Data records
--- begin ---

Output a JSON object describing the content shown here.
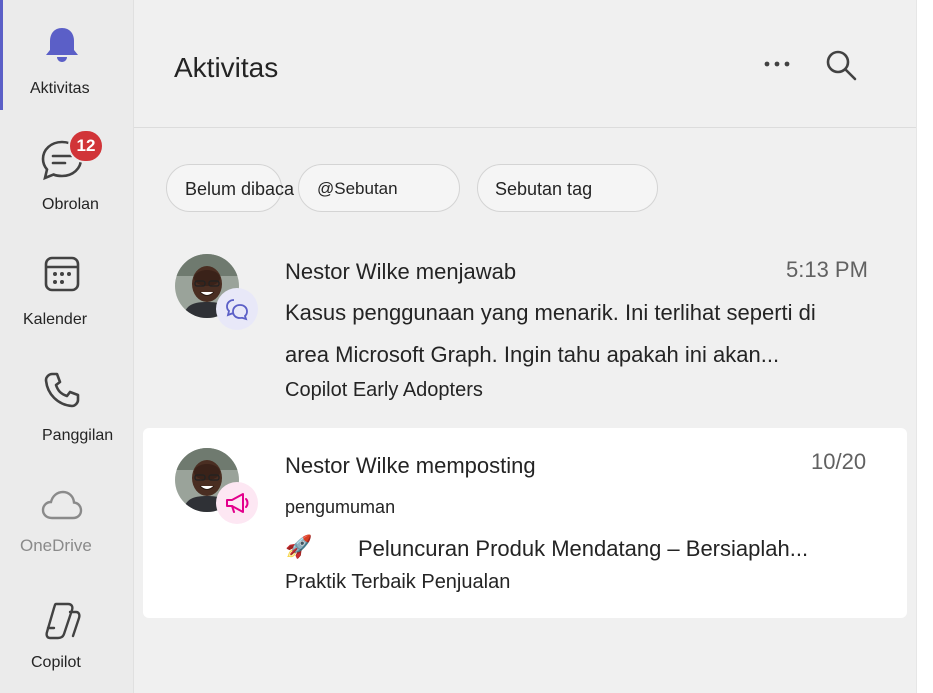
{
  "rail": {
    "items": [
      {
        "label": "Aktivitas",
        "icon": "bell-icon"
      },
      {
        "label": "Obrolan",
        "icon": "chat-icon",
        "badge": "12"
      },
      {
        "label": "Kalender",
        "icon": "calendar-icon"
      },
      {
        "label": "Panggilan",
        "icon": "phone-icon"
      },
      {
        "label": "OneDrive",
        "icon": "cloud-icon"
      },
      {
        "label": "Copilot",
        "icon": "copilot-icon"
      }
    ]
  },
  "header": {
    "title": "Aktivitas",
    "more_icon": "more-icon",
    "search_icon": "search-icon"
  },
  "filters": [
    {
      "label": "Belum dibaca"
    },
    {
      "label": "@Sebutan"
    },
    {
      "label": "Sebutan tag"
    }
  ],
  "feed": [
    {
      "name": "Nestor Wilke menjawab",
      "time": "5:13 PM",
      "line1": "Kasus penggunaan yang menarik. Ini terlihat seperti di",
      "line2": "area Microsoft Graph. Ingin tahu apakah ini akan...",
      "channel": "Copilot Early Adopters",
      "type_icon": "reply-icon"
    },
    {
      "name": "Nestor Wilke memposting",
      "time": "10/20",
      "label": "pengumuman",
      "emoji": "🚀",
      "headline": "Peluncuran Produk Mendatang – Bersiaplah...",
      "channel": "Praktik Terbaik Penjualan",
      "type_icon": "megaphone-icon"
    }
  ],
  "colors": {
    "accent": "#5b5fc7",
    "badge": "#d13438",
    "announcement": "#e3008c"
  }
}
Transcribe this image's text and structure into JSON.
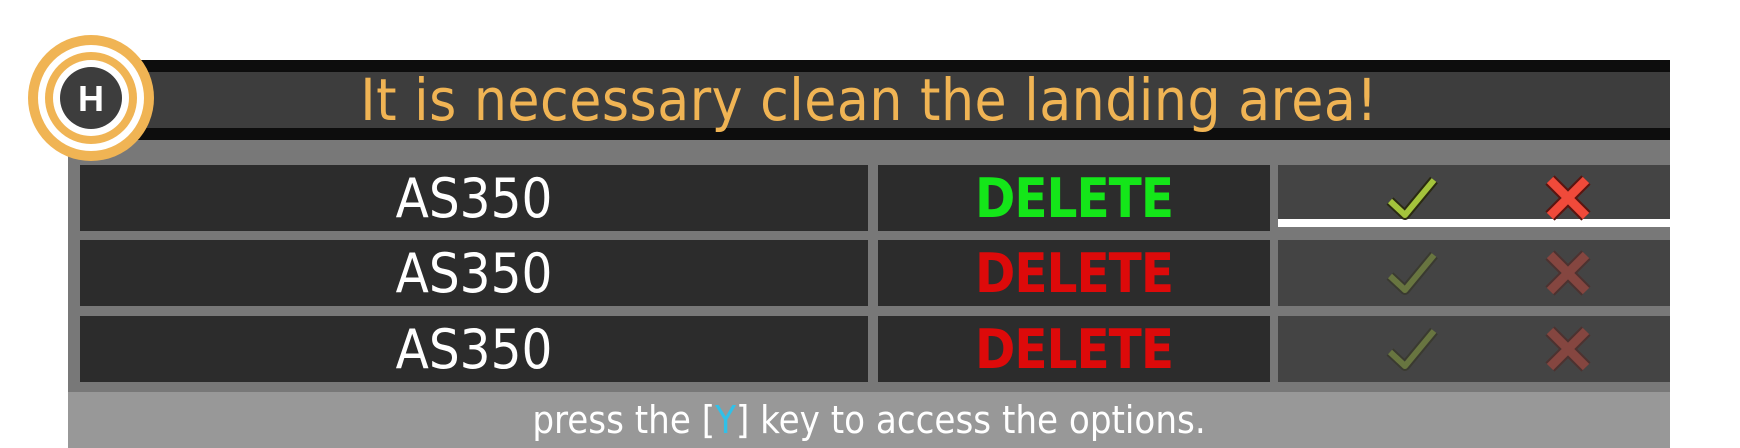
{
  "header": {
    "title": "It is necessary clean the landing area!",
    "logo_letter": "H",
    "logo_color": "#f0b454"
  },
  "rows": [
    {
      "name": "AS350",
      "action": "DELETE",
      "selected": true,
      "confirm_icon": "check-icon",
      "cancel_icon": "close-icon"
    },
    {
      "name": "AS350",
      "action": "DELETE",
      "selected": false,
      "confirm_icon": "check-icon",
      "cancel_icon": "close-icon"
    },
    {
      "name": "AS350",
      "action": "DELETE",
      "selected": false,
      "confirm_icon": "check-icon",
      "cancel_icon": "close-icon"
    }
  ],
  "footer": {
    "prefix": "press the ",
    "key_open": "[",
    "key": "Y",
    "key_close": "]",
    "suffix": " key to access the options."
  },
  "colors": {
    "title": "#f0b454",
    "delete_selected": "#14e619",
    "delete_idle": "#dd0a0a",
    "confirm": "#a4c43c",
    "cancel": "#f04a3a",
    "key_highlight": "#31c0e8"
  }
}
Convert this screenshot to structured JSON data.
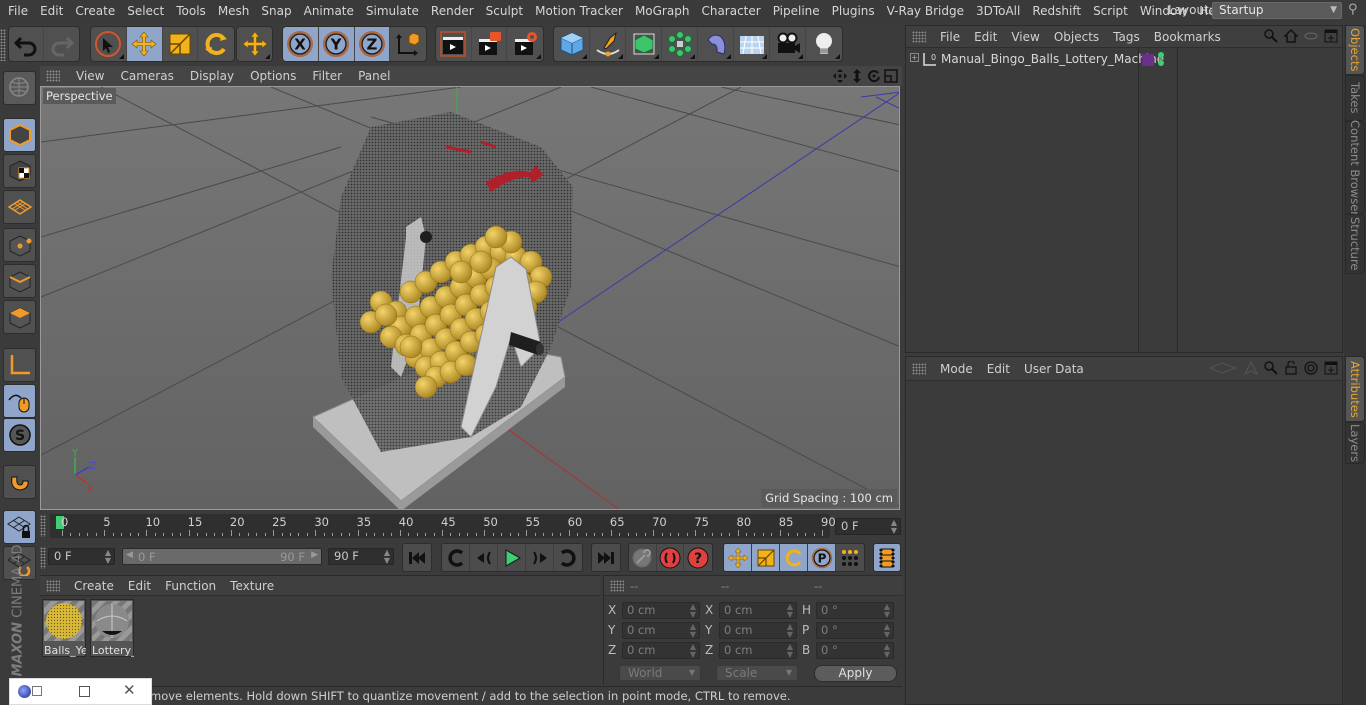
{
  "menubar": {
    "items": [
      "File",
      "Edit",
      "Create",
      "Select",
      "Tools",
      "Mesh",
      "Snap",
      "Animate",
      "Simulate",
      "Render",
      "Sculpt",
      "Motion Tracker",
      "MoGraph",
      "Character",
      "Pipeline",
      "Plugins",
      "V-Ray Bridge",
      "3DToAll",
      "Redshift",
      "Script",
      "Window",
      "Help"
    ],
    "layout_label": "Layout:",
    "layout_value": "Startup"
  },
  "toolbar": {
    "history": [
      "undo-icon",
      "redo-icon"
    ],
    "tools": [
      "live-selection-icon",
      "move-icon",
      "scale-icon",
      "rotate-icon"
    ],
    "recent_tool": "move-icon",
    "axes": [
      "X",
      "Y",
      "Z"
    ],
    "coord_system": "world-coordinates-icon",
    "render": [
      "render-view-icon",
      "render-to-picture-viewer-icon",
      "render-settings-icon"
    ],
    "objects": [
      "cube-icon",
      "pen-icon",
      "subdivision-surface-icon",
      "cloner-icon",
      "bend-deformer-icon",
      "floor-icon",
      "camera-icon",
      "light-icon"
    ]
  },
  "left_toolbar": [
    "make-editable-icon",
    "model-mode-icon",
    "texture-mode-icon",
    "workplane-icon",
    "points-mode-icon",
    "edges-mode-icon",
    "polygons-mode-icon",
    "enable-axis-icon",
    "tweak-mode-icon",
    "solo-icon",
    "snap-icon",
    "workplane-lock-icon",
    "workplane-align-icon"
  ],
  "branding": {
    "maxon": "MAXON",
    "product": "CINEMA 4D"
  },
  "viewport": {
    "menu": [
      "View",
      "Cameras",
      "Display",
      "Options",
      "Filter",
      "Panel"
    ],
    "camera_label": "Perspective",
    "grid_spacing": "Grid Spacing : 100 cm",
    "nav_icons": [
      "move-view-icon",
      "zoom-view-icon",
      "rotate-view-icon",
      "maximize-view-icon"
    ],
    "axis": {
      "x": "X",
      "y": "Y",
      "z": "Z"
    }
  },
  "timeline": {
    "ticks": [
      "0",
      "5",
      "10",
      "15",
      "20",
      "25",
      "30",
      "35",
      "40",
      "45",
      "50",
      "55",
      "60",
      "65",
      "70",
      "75",
      "80",
      "85",
      "90"
    ],
    "current_frame": "0 F",
    "start_field": "0 F",
    "range_start": "0 F",
    "range_end": "90 F",
    "end_field": "90 F",
    "playhead_frame": 0,
    "max_frame": 90
  },
  "transport": {
    "buttons": [
      "go-to-start-icon",
      "previous-key-icon",
      "previous-frame-icon",
      "play-icon",
      "next-frame-icon",
      "next-key-icon",
      "go-to-end-icon"
    ],
    "record": [
      "motion-system-icon",
      "record-active-objects-icon",
      "autokeying-icon"
    ],
    "key_tracks": [
      "move-key-icon",
      "scale-key-icon",
      "rotation-key-icon",
      "param-key-icon",
      "point-level-icon"
    ],
    "timeline_icon": "timeline-window-icon"
  },
  "material_manager": {
    "menu": [
      "Create",
      "Edit",
      "Function",
      "Texture"
    ],
    "materials": [
      {
        "name": "Balls_Yel",
        "color": "#d4b23a"
      },
      {
        "name": "Lottery_",
        "color": "#9a9a9a"
      }
    ]
  },
  "coordinates": {
    "headers": [
      "--",
      "--",
      "--"
    ],
    "rows": [
      {
        "l1": "X",
        "v1": "0 cm",
        "l2": "X",
        "v2": "0 cm",
        "l3": "H",
        "v3": "0 °"
      },
      {
        "l1": "Y",
        "v1": "0 cm",
        "l2": "Y",
        "v2": "0 cm",
        "l3": "P",
        "v3": "0 °"
      },
      {
        "l1": "Z",
        "v1": "0 cm",
        "l2": "Z",
        "v2": "0 cm",
        "l3": "B",
        "v3": "0 °"
      }
    ],
    "space": "World",
    "mode": "Scale",
    "apply": "Apply"
  },
  "status": "move elements. Hold down SHIFT to quantize movement / add to the selection in point mode, CTRL to remove.",
  "object_manager": {
    "menu": [
      "File",
      "Edit",
      "View",
      "Objects",
      "Tags",
      "Bookmarks"
    ],
    "objects": [
      {
        "name": "Manual_Bingo_Balls_Lottery_Machine",
        "layer_color": "#6a2f8a"
      }
    ]
  },
  "attribute_manager": {
    "menu": [
      "Mode",
      "Edit",
      "User Data"
    ]
  },
  "side_tabs": {
    "top": [
      "Objects",
      "Takes",
      "Content Browser",
      "Structure"
    ],
    "bottom": [
      "Attributes",
      "Layers"
    ]
  },
  "colors": {
    "accent_orange": "#e8a530",
    "active_blue": "#8fa5c9",
    "playhead_green": "#3ecf74"
  }
}
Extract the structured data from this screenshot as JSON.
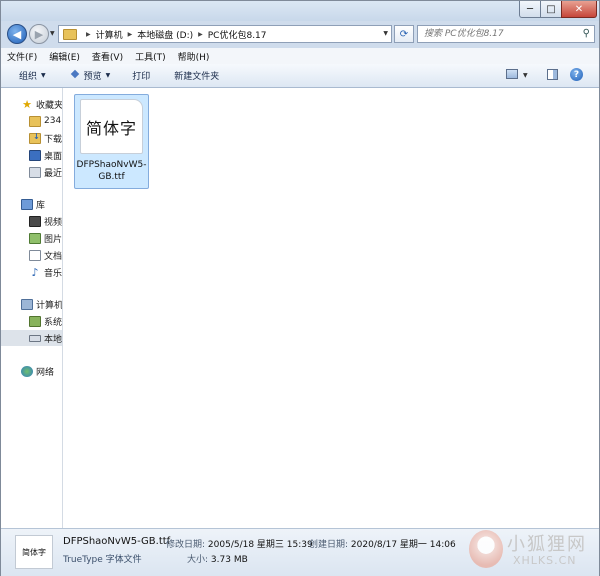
{
  "window": {
    "controls": {
      "minimize": "─",
      "maximize": "□",
      "close": "✕"
    }
  },
  "address_bar": {
    "breadcrumbs": [
      "计算机",
      "本地磁盘 (D:)",
      "PC优化包8.17"
    ],
    "search_placeholder": "搜索 PC优化包8.17"
  },
  "menu": [
    "文件(F)",
    "编辑(E)",
    "查看(V)",
    "工具(T)",
    "帮助(H)"
  ],
  "toolbar": {
    "organize": "组织",
    "preview": "预览",
    "print": "打印",
    "new_folder": "新建文件夹"
  },
  "nav": {
    "favorites": "收藏夹",
    "fav_items": [
      "234",
      "下载",
      "桌面",
      "最近"
    ],
    "libraries": "库",
    "lib_items": [
      "视频",
      "图片",
      "文档",
      "音乐"
    ],
    "computer": "计算机",
    "comp_items": [
      "系统",
      "本地"
    ],
    "network": "网络"
  },
  "files": [
    {
      "name": "DFPShaoNvW5-GB.ttf",
      "thumbnail_text": "简体字"
    }
  ],
  "details": {
    "name": "DFPShaoNvW5-GB.ttf",
    "type": "TrueType 字体文件",
    "thumbnail_text": "简体字",
    "modified_label": "修改日期:",
    "modified_value": "2005/5/18 星期三 15:39",
    "created_label": "创建日期:",
    "created_value": "2020/8/17 星期一 14:06",
    "size_label": "大小:",
    "size_value": "3.73 MB"
  },
  "watermark": {
    "text": "小狐狸网",
    "url": "XHLKS.CN"
  }
}
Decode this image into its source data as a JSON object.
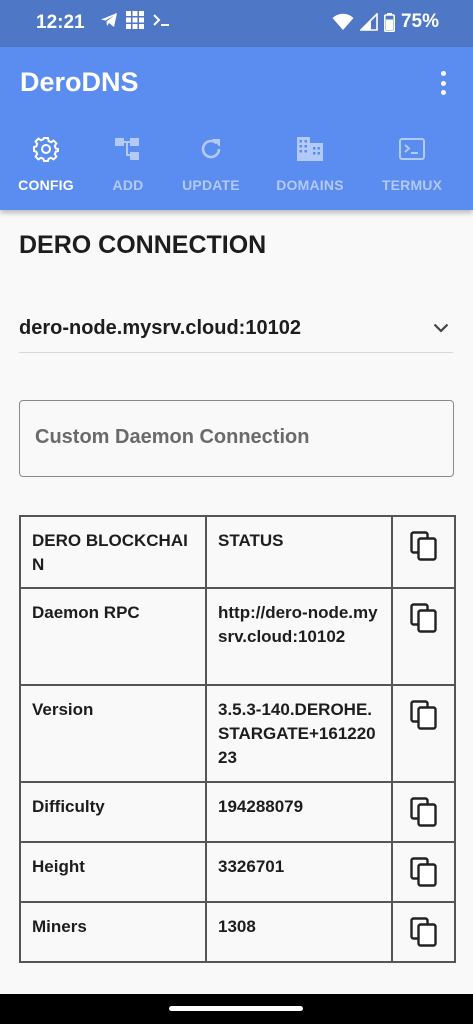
{
  "status_bar": {
    "time": "12:21",
    "battery": "75%"
  },
  "app": {
    "title": "DeroDNS"
  },
  "tabs": [
    {
      "label": "CONFIG",
      "icon": "gear-icon"
    },
    {
      "label": "ADD",
      "icon": "hierarchy-icon"
    },
    {
      "label": "UPDATE",
      "icon": "refresh-icon"
    },
    {
      "label": "DOMAINS",
      "icon": "building-icon"
    },
    {
      "label": "TERMUX",
      "icon": "terminal-icon"
    }
  ],
  "section": {
    "title": "DERO CONNECTION"
  },
  "node_select": {
    "value": "dero-node.mysrv.cloud:10102"
  },
  "custom_daemon": {
    "placeholder": "Custom Daemon Connection"
  },
  "table": {
    "header": [
      "DERO BLOCKCHAIN",
      "STATUS"
    ],
    "rows": [
      [
        "Daemon RPC",
        "http://dero-node.mysrv.cloud:10102"
      ],
      [
        "Version",
        "3.5.3-140.DEROHE.STARGATE+16122023"
      ],
      [
        "Difficulty",
        "194288079"
      ],
      [
        "Height",
        "3326701"
      ],
      [
        "Miners",
        "1308"
      ]
    ]
  },
  "colors": {
    "status_bar": "#4e78c6",
    "app_bar": "#5b8cef",
    "inactive_tab": "#b3c9f6"
  }
}
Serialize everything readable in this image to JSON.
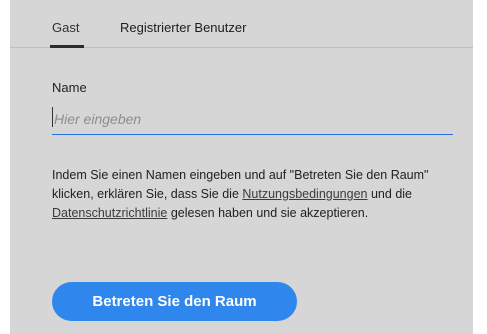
{
  "tabs": {
    "guest": "Gast",
    "registered": "Registrierter Benutzer"
  },
  "form": {
    "name_label": "Name",
    "name_placeholder": "Hier eingeben",
    "name_value": ""
  },
  "terms": {
    "part1": "Indem Sie einen Namen eingeben und auf \"Betreten Sie den Raum\" klicken, erklären Sie, dass Sie die",
    "terms_link": "Nutzungsbedingungen",
    "part2": "und die",
    "privacy_link": "Datenschutzrichtlinie",
    "part3": "gelesen haben und sie akzeptieren."
  },
  "actions": {
    "enter_room": "Betreten Sie den Raum"
  },
  "colors": {
    "panel_bg": "#d6d6d6",
    "accent": "#2f86ec",
    "input_underline": "#2b6ee0"
  }
}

--- end ---

» What you need to do
Using the records above, extract exactly and only the lines from the one with "Serialize everything readable" through the final line, inclusive, leaving out pictures.

» Final answer
Serialize everything readable in this image to JSON.
{
  "tabs": {
    "guest": "Gast",
    "registered": "Registrierter Benutzer"
  },
  "form": {
    "name_label": "Name",
    "name_placeholder": "Hier eingeben",
    "name_value": ""
  },
  "terms": {
    "part1": "Indem Sie einen Namen eingeben und auf \"Betreten Sie den Raum\" klicken, erklären Sie, dass Sie die",
    "terms_link": "Nutzungsbedingungen",
    "part2": "und die",
    "privacy_link": "Datenschutzrichtlinie",
    "part3": "gelesen haben und sie akzeptieren."
  },
  "actions": {
    "enter_room": "Betreten Sie den Raum"
  },
  "colors": {
    "panel_bg": "#d6d6d6",
    "accent": "#2f86ec",
    "input_underline": "#2b6ee0"
  }
}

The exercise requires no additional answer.